* Available records *
########################################

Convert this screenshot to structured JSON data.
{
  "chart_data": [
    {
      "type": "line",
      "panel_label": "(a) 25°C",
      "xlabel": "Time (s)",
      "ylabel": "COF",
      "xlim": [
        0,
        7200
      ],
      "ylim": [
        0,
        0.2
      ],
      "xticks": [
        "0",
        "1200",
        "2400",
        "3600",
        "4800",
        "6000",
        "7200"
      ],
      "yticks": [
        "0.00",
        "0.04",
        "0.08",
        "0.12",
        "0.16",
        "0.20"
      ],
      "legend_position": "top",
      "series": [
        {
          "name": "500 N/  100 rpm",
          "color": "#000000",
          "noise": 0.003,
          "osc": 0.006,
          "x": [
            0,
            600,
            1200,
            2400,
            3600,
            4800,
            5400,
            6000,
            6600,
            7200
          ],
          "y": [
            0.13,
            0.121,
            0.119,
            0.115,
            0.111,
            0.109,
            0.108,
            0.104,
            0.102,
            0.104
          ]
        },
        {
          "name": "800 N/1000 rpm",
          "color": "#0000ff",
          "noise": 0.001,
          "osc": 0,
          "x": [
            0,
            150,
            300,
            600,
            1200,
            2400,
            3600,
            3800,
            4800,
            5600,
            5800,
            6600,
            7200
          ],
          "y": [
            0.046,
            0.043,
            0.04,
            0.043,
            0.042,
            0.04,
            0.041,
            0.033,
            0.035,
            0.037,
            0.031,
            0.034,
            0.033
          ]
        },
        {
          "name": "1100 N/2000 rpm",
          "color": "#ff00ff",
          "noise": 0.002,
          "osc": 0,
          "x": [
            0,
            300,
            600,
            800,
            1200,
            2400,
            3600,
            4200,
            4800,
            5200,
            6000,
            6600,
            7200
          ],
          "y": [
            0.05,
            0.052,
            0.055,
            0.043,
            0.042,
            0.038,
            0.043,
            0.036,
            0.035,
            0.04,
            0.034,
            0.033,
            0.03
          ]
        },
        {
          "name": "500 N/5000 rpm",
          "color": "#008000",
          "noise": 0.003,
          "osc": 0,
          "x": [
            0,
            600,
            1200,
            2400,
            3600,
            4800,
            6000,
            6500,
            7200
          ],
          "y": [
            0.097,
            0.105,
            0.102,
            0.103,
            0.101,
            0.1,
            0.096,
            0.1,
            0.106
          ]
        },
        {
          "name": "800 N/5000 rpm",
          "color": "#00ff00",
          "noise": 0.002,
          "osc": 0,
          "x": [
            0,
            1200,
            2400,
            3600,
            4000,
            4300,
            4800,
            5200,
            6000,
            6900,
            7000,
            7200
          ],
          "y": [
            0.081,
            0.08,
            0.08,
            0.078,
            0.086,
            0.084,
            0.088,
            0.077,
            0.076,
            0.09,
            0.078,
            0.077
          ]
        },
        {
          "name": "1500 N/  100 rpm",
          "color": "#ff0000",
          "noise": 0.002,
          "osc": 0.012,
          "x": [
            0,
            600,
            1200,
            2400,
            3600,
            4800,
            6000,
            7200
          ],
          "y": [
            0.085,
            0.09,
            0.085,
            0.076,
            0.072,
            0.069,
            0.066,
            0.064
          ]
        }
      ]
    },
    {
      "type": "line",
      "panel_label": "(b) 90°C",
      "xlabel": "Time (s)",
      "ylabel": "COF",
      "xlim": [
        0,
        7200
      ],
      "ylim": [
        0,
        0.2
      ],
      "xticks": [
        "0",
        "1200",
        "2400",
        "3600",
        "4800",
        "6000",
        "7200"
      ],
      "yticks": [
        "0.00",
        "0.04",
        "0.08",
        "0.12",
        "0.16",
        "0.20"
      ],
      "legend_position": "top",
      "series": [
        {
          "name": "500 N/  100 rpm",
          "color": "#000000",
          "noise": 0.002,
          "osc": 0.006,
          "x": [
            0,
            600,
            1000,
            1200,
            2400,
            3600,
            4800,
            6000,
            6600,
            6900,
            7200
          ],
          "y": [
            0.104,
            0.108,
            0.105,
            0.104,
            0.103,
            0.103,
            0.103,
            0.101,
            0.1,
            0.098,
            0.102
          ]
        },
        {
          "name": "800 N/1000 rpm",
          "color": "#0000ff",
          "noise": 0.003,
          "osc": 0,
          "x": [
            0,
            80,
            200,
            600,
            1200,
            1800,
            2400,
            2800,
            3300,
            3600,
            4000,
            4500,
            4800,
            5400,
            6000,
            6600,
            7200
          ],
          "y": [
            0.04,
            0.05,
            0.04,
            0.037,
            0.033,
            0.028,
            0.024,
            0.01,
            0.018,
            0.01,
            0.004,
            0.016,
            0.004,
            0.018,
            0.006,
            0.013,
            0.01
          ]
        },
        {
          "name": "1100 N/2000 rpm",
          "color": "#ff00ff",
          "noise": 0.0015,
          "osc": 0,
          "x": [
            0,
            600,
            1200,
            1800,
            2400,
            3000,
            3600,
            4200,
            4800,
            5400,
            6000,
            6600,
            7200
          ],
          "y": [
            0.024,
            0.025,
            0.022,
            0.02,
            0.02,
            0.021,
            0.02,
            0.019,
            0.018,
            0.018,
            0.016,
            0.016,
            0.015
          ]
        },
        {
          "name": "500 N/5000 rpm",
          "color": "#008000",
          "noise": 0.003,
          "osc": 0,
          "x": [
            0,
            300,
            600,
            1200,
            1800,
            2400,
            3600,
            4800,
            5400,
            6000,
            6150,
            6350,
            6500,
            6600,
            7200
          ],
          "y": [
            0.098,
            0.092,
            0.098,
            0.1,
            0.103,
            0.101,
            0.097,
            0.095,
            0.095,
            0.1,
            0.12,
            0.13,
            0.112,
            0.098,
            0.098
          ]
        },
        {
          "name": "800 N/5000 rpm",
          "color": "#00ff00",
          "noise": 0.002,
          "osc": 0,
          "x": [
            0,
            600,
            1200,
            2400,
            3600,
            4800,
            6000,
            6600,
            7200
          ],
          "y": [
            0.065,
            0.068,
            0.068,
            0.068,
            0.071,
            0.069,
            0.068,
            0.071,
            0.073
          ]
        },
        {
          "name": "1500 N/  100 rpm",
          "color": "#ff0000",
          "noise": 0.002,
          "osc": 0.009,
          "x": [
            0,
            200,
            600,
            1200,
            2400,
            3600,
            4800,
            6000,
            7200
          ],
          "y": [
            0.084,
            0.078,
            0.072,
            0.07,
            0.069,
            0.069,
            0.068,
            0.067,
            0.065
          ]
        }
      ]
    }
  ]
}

########################################

* Given request *
Return every line of the material exactly.

* Exercise answer *
Convert this screenshot to structured JSON data.
{
  "chart_data": [
    {
      "type": "line",
      "panel_label": "(a) 25°C",
      "xlabel": "Time (s)",
      "ylabel": "COF",
      "xlim": [
        0,
        7200
      ],
      "ylim": [
        0,
        0.2
      ],
      "xticks": [
        "0",
        "1200",
        "2400",
        "3600",
        "4800",
        "6000",
        "7200"
      ],
      "yticks": [
        "0.00",
        "0.04",
        "0.08",
        "0.12",
        "0.16",
        "0.20"
      ],
      "legend_position": "top",
      "series": [
        {
          "name": "500 N/  100 rpm",
          "color": "#000000",
          "noise": 0.003,
          "osc": 0.006,
          "x": [
            0,
            600,
            1200,
            2400,
            3600,
            4800,
            5400,
            6000,
            6600,
            7200
          ],
          "y": [
            0.13,
            0.121,
            0.119,
            0.115,
            0.111,
            0.109,
            0.108,
            0.104,
            0.102,
            0.104
          ]
        },
        {
          "name": "800 N/1000 rpm",
          "color": "#0000ff",
          "noise": 0.001,
          "osc": 0,
          "x": [
            0,
            150,
            300,
            600,
            1200,
            2400,
            3600,
            3800,
            4800,
            5600,
            5800,
            6600,
            7200
          ],
          "y": [
            0.046,
            0.043,
            0.04,
            0.043,
            0.042,
            0.04,
            0.041,
            0.033,
            0.035,
            0.037,
            0.031,
            0.034,
            0.033
          ]
        },
        {
          "name": "1100 N/2000 rpm",
          "color": "#ff00ff",
          "noise": 0.002,
          "osc": 0,
          "x": [
            0,
            300,
            600,
            800,
            1200,
            2400,
            3600,
            4200,
            4800,
            5200,
            6000,
            6600,
            7200
          ],
          "y": [
            0.05,
            0.052,
            0.055,
            0.043,
            0.042,
            0.038,
            0.043,
            0.036,
            0.035,
            0.04,
            0.034,
            0.033,
            0.03
          ]
        },
        {
          "name": "500 N/5000 rpm",
          "color": "#008000",
          "noise": 0.003,
          "osc": 0,
          "x": [
            0,
            600,
            1200,
            2400,
            3600,
            4800,
            6000,
            6500,
            7200
          ],
          "y": [
            0.097,
            0.105,
            0.102,
            0.103,
            0.101,
            0.1,
            0.096,
            0.1,
            0.106
          ]
        },
        {
          "name": "800 N/5000 rpm",
          "color": "#00ff00",
          "noise": 0.002,
          "osc": 0,
          "x": [
            0,
            1200,
            2400,
            3600,
            4000,
            4300,
            4800,
            5200,
            6000,
            6900,
            7000,
            7200
          ],
          "y": [
            0.081,
            0.08,
            0.08,
            0.078,
            0.086,
            0.084,
            0.088,
            0.077,
            0.076,
            0.09,
            0.078,
            0.077
          ]
        },
        {
          "name": "1500 N/  100 rpm",
          "color": "#ff0000",
          "noise": 0.002,
          "osc": 0.012,
          "x": [
            0,
            600,
            1200,
            2400,
            3600,
            4800,
            6000,
            7200
          ],
          "y": [
            0.085,
            0.09,
            0.085,
            0.076,
            0.072,
            0.069,
            0.066,
            0.064
          ]
        }
      ]
    },
    {
      "type": "line",
      "panel_label": "(b) 90°C",
      "xlabel": "Time (s)",
      "ylabel": "COF",
      "xlim": [
        0,
        7200
      ],
      "ylim": [
        0,
        0.2
      ],
      "xticks": [
        "0",
        "1200",
        "2400",
        "3600",
        "4800",
        "6000",
        "7200"
      ],
      "yticks": [
        "0.00",
        "0.04",
        "0.08",
        "0.12",
        "0.16",
        "0.20"
      ],
      "legend_position": "top",
      "series": [
        {
          "name": "500 N/  100 rpm",
          "color": "#000000",
          "noise": 0.002,
          "osc": 0.006,
          "x": [
            0,
            600,
            1000,
            1200,
            2400,
            3600,
            4800,
            6000,
            6600,
            6900,
            7200
          ],
          "y": [
            0.104,
            0.108,
            0.105,
            0.104,
            0.103,
            0.103,
            0.103,
            0.101,
            0.1,
            0.098,
            0.102
          ]
        },
        {
          "name": "800 N/1000 rpm",
          "color": "#0000ff",
          "noise": 0.003,
          "osc": 0,
          "x": [
            0,
            80,
            200,
            600,
            1200,
            1800,
            2400,
            2800,
            3300,
            3600,
            4000,
            4500,
            4800,
            5400,
            6000,
            6600,
            7200
          ],
          "y": [
            0.04,
            0.05,
            0.04,
            0.037,
            0.033,
            0.028,
            0.024,
            0.01,
            0.018,
            0.01,
            0.004,
            0.016,
            0.004,
            0.018,
            0.006,
            0.013,
            0.01
          ]
        },
        {
          "name": "1100 N/2000 rpm",
          "color": "#ff00ff",
          "noise": 0.0015,
          "osc": 0,
          "x": [
            0,
            600,
            1200,
            1800,
            2400,
            3000,
            3600,
            4200,
            4800,
            5400,
            6000,
            6600,
            7200
          ],
          "y": [
            0.024,
            0.025,
            0.022,
            0.02,
            0.02,
            0.021,
            0.02,
            0.019,
            0.018,
            0.018,
            0.016,
            0.016,
            0.015
          ]
        },
        {
          "name": "500 N/5000 rpm",
          "color": "#008000",
          "noise": 0.003,
          "osc": 0,
          "x": [
            0,
            300,
            600,
            1200,
            1800,
            2400,
            3600,
            4800,
            5400,
            6000,
            6150,
            6350,
            6500,
            6600,
            7200
          ],
          "y": [
            0.098,
            0.092,
            0.098,
            0.1,
            0.103,
            0.101,
            0.097,
            0.095,
            0.095,
            0.1,
            0.12,
            0.13,
            0.112,
            0.098,
            0.098
          ]
        },
        {
          "name": "800 N/5000 rpm",
          "color": "#00ff00",
          "noise": 0.002,
          "osc": 0,
          "x": [
            0,
            600,
            1200,
            2400,
            3600,
            4800,
            6000,
            6600,
            7200
          ],
          "y": [
            0.065,
            0.068,
            0.068,
            0.068,
            0.071,
            0.069,
            0.068,
            0.071,
            0.073
          ]
        },
        {
          "name": "1500 N/  100 rpm",
          "color": "#ff0000",
          "noise": 0.002,
          "osc": 0.009,
          "x": [
            0,
            200,
            600,
            1200,
            2400,
            3600,
            4800,
            6000,
            7200
          ],
          "y": [
            0.084,
            0.078,
            0.072,
            0.07,
            0.069,
            0.069,
            0.068,
            0.067,
            0.065
          ]
        }
      ]
    }
  ]
}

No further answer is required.